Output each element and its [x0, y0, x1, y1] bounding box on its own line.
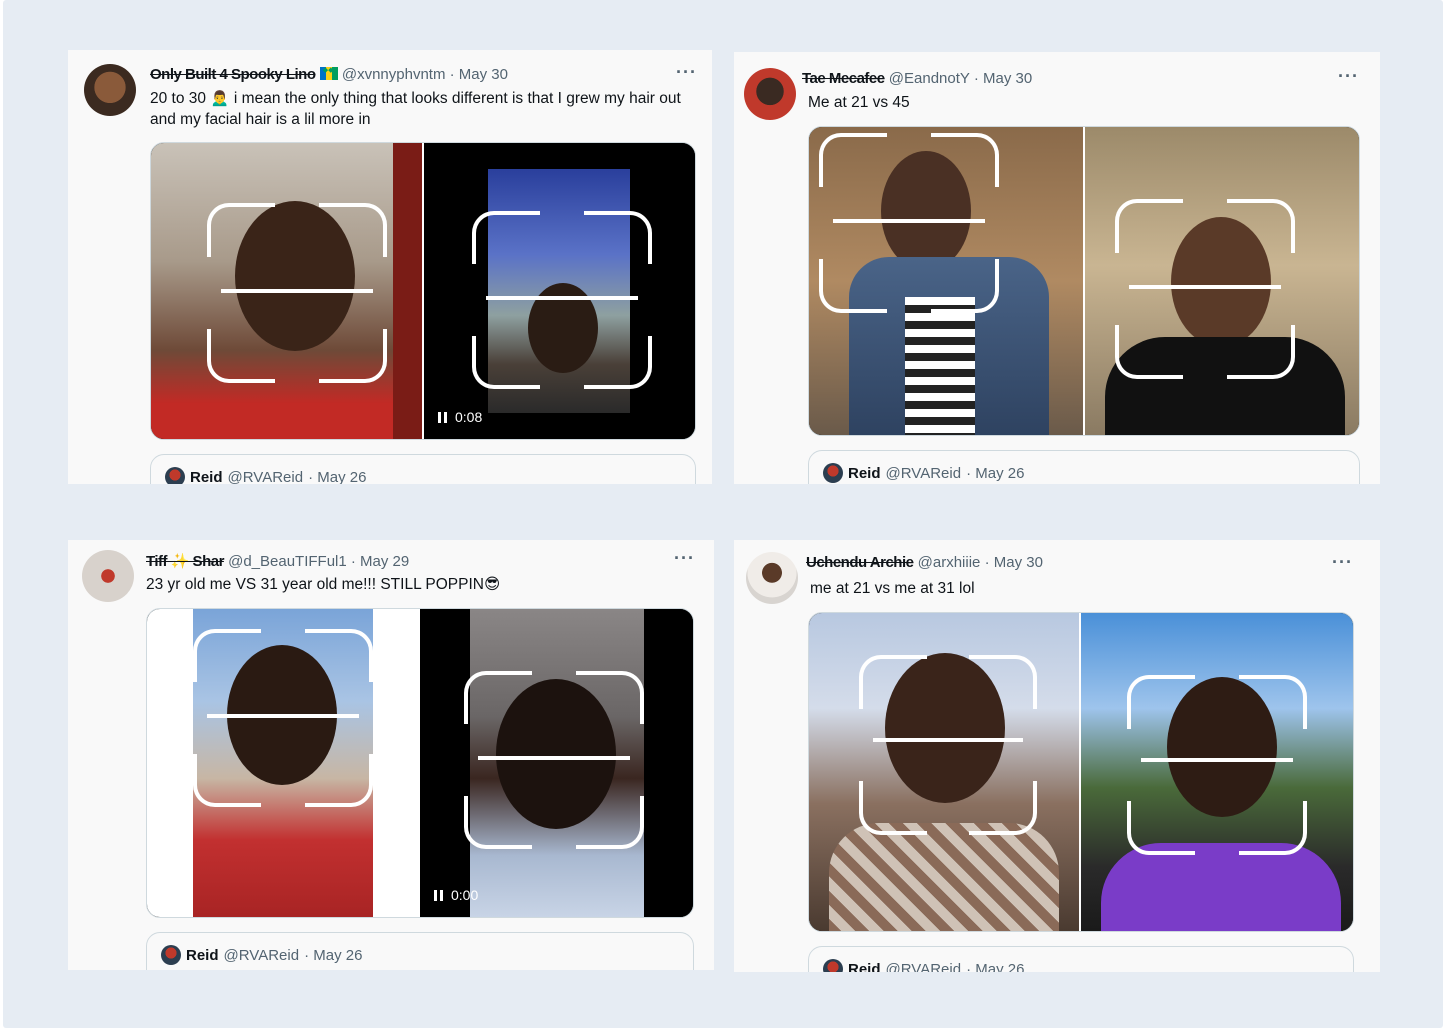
tweet-header: Uchendu Archie @arxhiiie · May 30 — [806, 554, 1043, 571]
tweet-text: 20 to 30 🙍‍♂️ i mean the only thing that… — [150, 90, 681, 128]
face-scan-frame — [859, 655, 1037, 835]
quoted-tweet[interactable]: Reid @RVAReid · May 26 — [808, 450, 1360, 484]
face-scan-frame — [472, 211, 652, 389]
face-scan-frame — [1127, 675, 1307, 855]
photo-left[interactable] — [809, 613, 1079, 931]
video-time-label: 0:08 — [455, 409, 483, 425]
photo-left[interactable] — [809, 127, 1083, 435]
tweet-header: Only Built 4 Spooky Lino @xvnnyphvntm · … — [150, 66, 508, 83]
quote-avatar — [823, 959, 843, 972]
quote-avatar — [165, 467, 185, 484]
avatar[interactable] — [746, 552, 798, 604]
tweet-card-1[interactable]: Only Built 4 Spooky Lino @xvnnyphvntm · … — [68, 50, 712, 484]
tweet-date[interactable]: · May 30 — [450, 66, 508, 83]
quote-handle: @RVAReid — [885, 960, 962, 973]
display-name[interactable]: Uchendu Archie — [806, 554, 914, 571]
quote-handle: @RVAReid — [885, 464, 962, 482]
video-timestamp[interactable]: 0:08 — [438, 409, 482, 425]
tweet-card-3[interactable]: Tiff ✨ Shar @d_BeauTIFFul1 · May 29 ··· … — [68, 540, 714, 970]
tweet-media[interactable]: 0:00 — [146, 608, 694, 918]
video-time-label: 0:00 — [451, 887, 479, 903]
display-name[interactable]: Only Built 4 Spooky Lino — [150, 66, 316, 83]
video-timestamp[interactable]: 0:00 — [434, 887, 478, 903]
photo-right[interactable] — [1083, 127, 1359, 435]
face-scan-frame — [207, 203, 387, 383]
video-right[interactable]: 0:08 — [422, 143, 695, 439]
tweet-header: Tae Mecafee @EandnotY · May 30 — [802, 70, 1032, 87]
display-name[interactable]: Tae Mecafee — [802, 70, 885, 87]
pause-icon[interactable] — [434, 889, 443, 901]
display-name[interactable]: Tiff ✨ Shar — [146, 553, 224, 570]
photo-left[interactable] — [147, 609, 418, 917]
tweet-date[interactable]: · May 30 — [985, 554, 1043, 571]
tweet-text: Me at 21 vs 45 — [808, 94, 910, 111]
avatar[interactable] — [82, 550, 134, 602]
more-options-icon[interactable]: ··· — [676, 62, 697, 83]
quote-avatar — [823, 463, 843, 483]
photo-right[interactable] — [1079, 613, 1353, 931]
quote-handle: @RVAReid — [227, 468, 304, 485]
avatar[interactable] — [744, 68, 796, 120]
handle[interactable]: @EandnotY — [889, 70, 970, 87]
pause-icon[interactable] — [438, 411, 447, 423]
more-options-icon[interactable]: ··· — [1338, 66, 1359, 87]
quoted-tweet[interactable]: Reid @RVAReid · May 26 — [150, 454, 696, 484]
quote-date: · May 26 — [304, 946, 363, 964]
avatar[interactable] — [84, 64, 136, 116]
face-scan-frame — [1115, 199, 1295, 379]
quote-name: Reid — [186, 946, 219, 964]
tweet-text: 23 yr old me VS 31 year old me!!! STILL … — [146, 576, 501, 593]
tweet-header: Tiff ✨ Shar @d_BeauTIFFul1 · May 29 — [146, 552, 409, 570]
video-right[interactable]: 0:00 — [418, 609, 693, 917]
tweet-media[interactable] — [808, 126, 1360, 436]
more-options-icon[interactable]: ··· — [674, 548, 695, 569]
tweet-date[interactable]: · May 30 — [974, 70, 1032, 87]
quote-name: Reid — [848, 960, 881, 973]
quote-date: · May 26 — [308, 468, 367, 485]
quote-handle: @RVAReid — [223, 946, 300, 964]
quote-date: · May 26 — [966, 464, 1025, 482]
quote-name: Reid — [190, 468, 223, 485]
quote-date: · May 26 — [966, 960, 1025, 973]
tweet-media[interactable] — [808, 612, 1354, 932]
handle[interactable]: @d_BeauTIFFul1 — [228, 553, 347, 570]
quote-avatar — [161, 945, 181, 965]
handle[interactable]: @arxhiiie — [918, 554, 981, 571]
quoted-tweet[interactable]: Reid @RVAReid · May 26 — [146, 932, 694, 970]
more-options-icon[interactable]: ··· — [1332, 552, 1353, 573]
tweet-media[interactable]: 0:08 — [150, 142, 696, 440]
face-scan-frame — [193, 629, 373, 807]
face-scan-frame — [819, 133, 999, 313]
tweet-text: me at 21 vs me at 31 lol — [810, 580, 975, 597]
quote-name: Reid — [848, 464, 881, 482]
photo-left[interactable] — [151, 143, 422, 439]
quoted-tweet[interactable]: Reid @RVAReid · May 26 — [808, 946, 1354, 972]
tweet-card-2[interactable]: Tae Mecafee @EandnotY · May 30 ··· Me at… — [734, 52, 1380, 484]
tweet-card-4[interactable]: Uchendu Archie @arxhiiie · May 30 ··· me… — [734, 540, 1380, 972]
handle[interactable]: @xvnnyphvntm — [342, 66, 446, 83]
tweet-date[interactable]: · May 29 — [351, 553, 409, 570]
face-scan-frame — [464, 671, 644, 849]
saint-vincent-flag-icon — [319, 66, 338, 80]
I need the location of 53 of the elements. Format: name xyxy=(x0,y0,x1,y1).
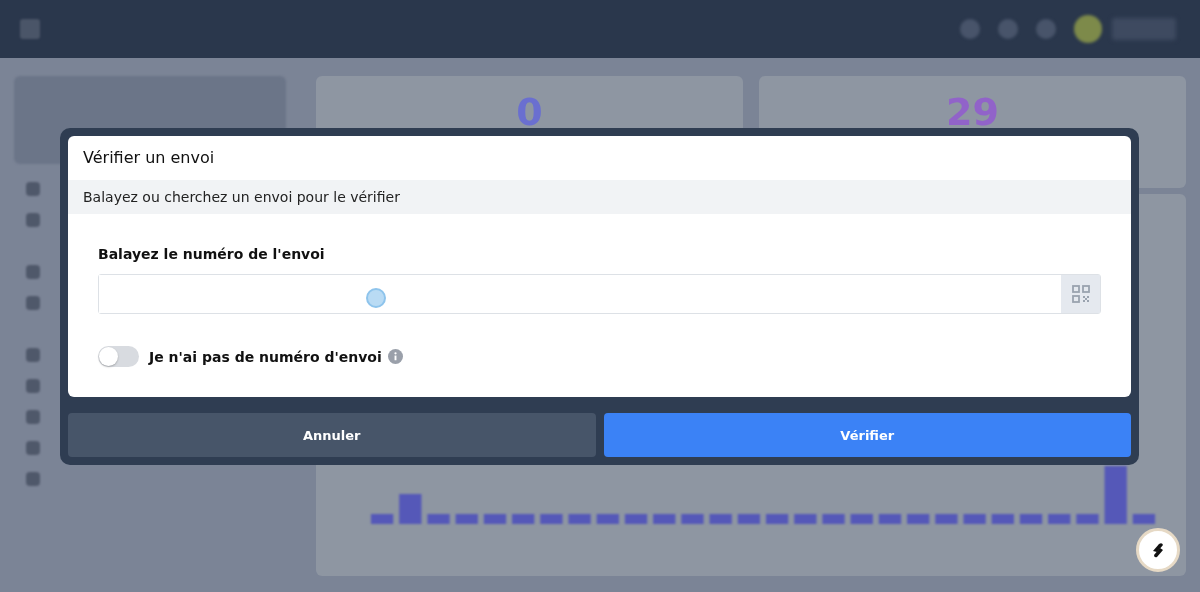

_ _ _ _ _ _ _

Requirement —
Copy the records above word for word, leaving out the pictures.

Response to the exercise —
Output each element and its [x0, y0, x1, y1] bounding box on its own line.
tweet-header: Uchendu Archie @arxhiiie · May 30 — [806, 554, 1043, 571]
tweet-text: 20 to 30 🙍‍♂️ i mean the only thing that… — [150, 90, 681, 128]
face-scan-frame — [859, 655, 1037, 835]
quoted-tweet[interactable]: Reid @RVAReid · May 26 — [808, 450, 1360, 484]
face-scan-frame — [472, 211, 652, 389]
face-scan-frame — [1127, 675, 1307, 855]
photo-left[interactable] — [809, 613, 1079, 931]
video-time-label: 0:08 — [455, 409, 483, 425]
photo-left[interactable] — [809, 127, 1083, 435]
tweet-header: Only Built 4 Spooky Lino @xvnnyphvntm · … — [150, 66, 508, 83]
quote-avatar — [823, 959, 843, 972]
quote-avatar — [165, 467, 185, 484]
avatar[interactable] — [746, 552, 798, 604]
tweet-card-1[interactable]: Only Built 4 Spooky Lino @xvnnyphvntm · … — [68, 50, 712, 484]
tweet-date[interactable]: · May 30 — [450, 66, 508, 83]
quote-handle: @RVAReid — [885, 960, 962, 973]
display-name[interactable]: Uchendu Archie — [806, 554, 914, 571]
quote-handle: @RVAReid — [885, 464, 962, 482]
video-timestamp[interactable]: 0:08 — [438, 409, 482, 425]
tweet-card-3[interactable]: Tiff ✨ Shar @d_BeauTIFFul1 · May 29 ··· … — [68, 540, 714, 970]
tweet-media[interactable]: 0:00 — [146, 608, 694, 918]
video-time-label: 0:00 — [451, 887, 479, 903]
display-name[interactable]: Only Built 4 Spooky Lino — [150, 66, 316, 83]
video-timestamp[interactable]: 0:00 — [434, 887, 478, 903]
photo-right[interactable] — [1083, 127, 1359, 435]
face-scan-frame — [207, 203, 387, 383]
video-right[interactable]: 0:08 — [422, 143, 695, 439]
tweet-header: Tae Mecafee @EandnotY · May 30 — [802, 70, 1032, 87]
display-name[interactable]: Tae Mecafee — [802, 70, 885, 87]
pause-icon[interactable] — [434, 889, 443, 901]
display-name[interactable]: Tiff ✨ Shar — [146, 553, 224, 570]
photo-left[interactable] — [147, 609, 418, 917]
tweet-date[interactable]: · May 30 — [985, 554, 1043, 571]
tweet-text: Me at 21 vs 45 — [808, 94, 910, 111]
avatar[interactable] — [82, 550, 134, 602]
more-options-icon[interactable]: ··· — [676, 62, 697, 83]
quote-avatar — [823, 463, 843, 483]
photo-right[interactable] — [1079, 613, 1353, 931]
quote-handle: @RVAReid — [227, 468, 304, 485]
avatar[interactable] — [744, 68, 796, 120]
handle[interactable]: @EandnotY — [889, 70, 970, 87]
pause-icon[interactable] — [438, 411, 447, 423]
more-options-icon[interactable]: ··· — [1338, 66, 1359, 87]
quoted-tweet[interactable]: Reid @RVAReid · May 26 — [150, 454, 696, 484]
quote-date: · May 26 — [304, 946, 363, 964]
avatar[interactable] — [84, 64, 136, 116]
face-scan-frame — [1115, 199, 1295, 379]
quote-name: Reid — [186, 946, 219, 964]
tweet-text: 23 yr old me VS 31 year old me!!! STILL … — [146, 576, 501, 593]
tweet-header: Tiff ✨ Shar @d_BeauTIFFul1 · May 29 — [146, 552, 409, 570]
video-right[interactable]: 0:00 — [418, 609, 693, 917]
tweet-media[interactable] — [808, 126, 1360, 436]
more-options-icon[interactable]: ··· — [674, 548, 695, 569]
tweet-date[interactable]: · May 30 — [974, 70, 1032, 87]
quote-name: Reid — [848, 960, 881, 973]
quote-date: · May 26 — [308, 468, 367, 485]
quote-handle: @RVAReid — [223, 946, 300, 964]
quote-date: · May 26 — [966, 464, 1025, 482]
quote-name: Reid — [190, 468, 223, 485]
quote-date: · May 26 — [966, 960, 1025, 973]
tweet-media[interactable] — [808, 612, 1354, 932]
handle[interactable]: @d_BeauTIFFul1 — [228, 553, 347, 570]
quote-avatar — [161, 945, 181, 965]
handle[interactable]: @arxhiiie — [918, 554, 981, 571]
quoted-tweet[interactable]: Reid @RVAReid · May 26 — [146, 932, 694, 970]
more-options-icon[interactable]: ··· — [1332, 552, 1353, 573]
tweet-media[interactable]: 0:08 — [150, 142, 696, 440]
face-scan-frame — [193, 629, 373, 807]
face-scan-frame — [819, 133, 999, 313]
tweet-text: me at 21 vs me at 31 lol — [810, 580, 975, 597]
quote-name: Reid — [848, 464, 881, 482]
photo-left[interactable] — [151, 143, 422, 439]
quoted-tweet[interactable]: Reid @RVAReid · May 26 — [808, 946, 1354, 972]
tweet-card-2[interactable]: Tae Mecafee @EandnotY · May 30 ··· Me at… — [734, 52, 1380, 484]
tweet-card-4[interactable]: Uchendu Archie @arxhiiie · May 30 ··· me… — [734, 540, 1380, 972]
handle[interactable]: @xvnnyphvntm — [342, 66, 446, 83]
tweet-date[interactable]: · May 29 — [351, 553, 409, 570]
face-scan-frame — [464, 671, 644, 849]
saint-vincent-flag-icon — [319, 66, 338, 80]
I need the location of 53 of the elements. Format: name xyxy=(x0,y0,x1,y1).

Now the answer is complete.